WHAT THE TASK ASKS: Across the material below, how many lines contain the word "label"? Give only the number.

INPUT MATERIAL:
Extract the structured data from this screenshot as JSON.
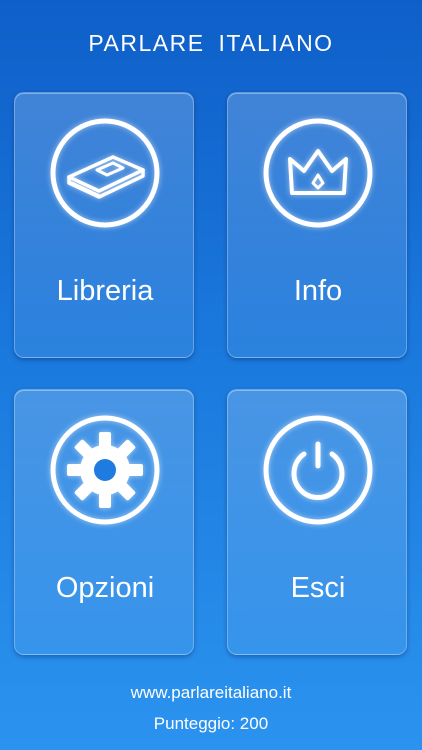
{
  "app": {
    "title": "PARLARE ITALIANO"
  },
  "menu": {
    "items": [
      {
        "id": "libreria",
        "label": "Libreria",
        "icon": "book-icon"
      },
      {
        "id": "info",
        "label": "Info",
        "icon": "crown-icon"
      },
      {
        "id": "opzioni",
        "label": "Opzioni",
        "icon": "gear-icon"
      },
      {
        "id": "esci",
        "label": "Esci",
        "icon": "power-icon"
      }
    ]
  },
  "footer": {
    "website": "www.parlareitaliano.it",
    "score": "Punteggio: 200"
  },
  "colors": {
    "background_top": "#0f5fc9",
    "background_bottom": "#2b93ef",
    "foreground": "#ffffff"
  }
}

ANSWER: 4